## EXERCISE
Give every line of the rows from the very start down to the one containing "insurance-checkbox-label[interactable]: Get cancellation" as a JSON list of strings, one string per line and no blank lines.

— BEGIN DATASET —

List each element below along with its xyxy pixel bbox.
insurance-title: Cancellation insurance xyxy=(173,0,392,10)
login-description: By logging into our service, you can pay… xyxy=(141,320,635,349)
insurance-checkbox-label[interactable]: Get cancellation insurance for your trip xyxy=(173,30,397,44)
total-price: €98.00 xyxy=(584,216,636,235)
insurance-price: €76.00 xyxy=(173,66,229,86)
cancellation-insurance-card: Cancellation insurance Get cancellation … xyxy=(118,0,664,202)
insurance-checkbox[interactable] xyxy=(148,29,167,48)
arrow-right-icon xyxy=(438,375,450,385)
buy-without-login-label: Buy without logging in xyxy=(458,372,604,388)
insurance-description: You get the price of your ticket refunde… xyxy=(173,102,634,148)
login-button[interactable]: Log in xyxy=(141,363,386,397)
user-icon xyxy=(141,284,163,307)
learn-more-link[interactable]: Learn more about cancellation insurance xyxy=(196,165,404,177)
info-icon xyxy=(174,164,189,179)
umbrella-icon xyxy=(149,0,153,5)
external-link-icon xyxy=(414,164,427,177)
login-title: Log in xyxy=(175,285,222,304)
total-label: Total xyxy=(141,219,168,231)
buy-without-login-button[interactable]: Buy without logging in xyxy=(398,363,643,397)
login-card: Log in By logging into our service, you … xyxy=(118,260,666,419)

— END DATASET —

## RESPONSE
[
  "List each element below along with its xyxy pixel bbox.",
  "insurance-title: Cancellation insurance xyxy=(173,0,392,10)",
  "login-description: By logging into our service, you can pay… xyxy=(141,320,635,349)",
  "insurance-checkbox-label[interactable]: Get cancellation insurance for your trip xyxy=(173,30,397,44)"
]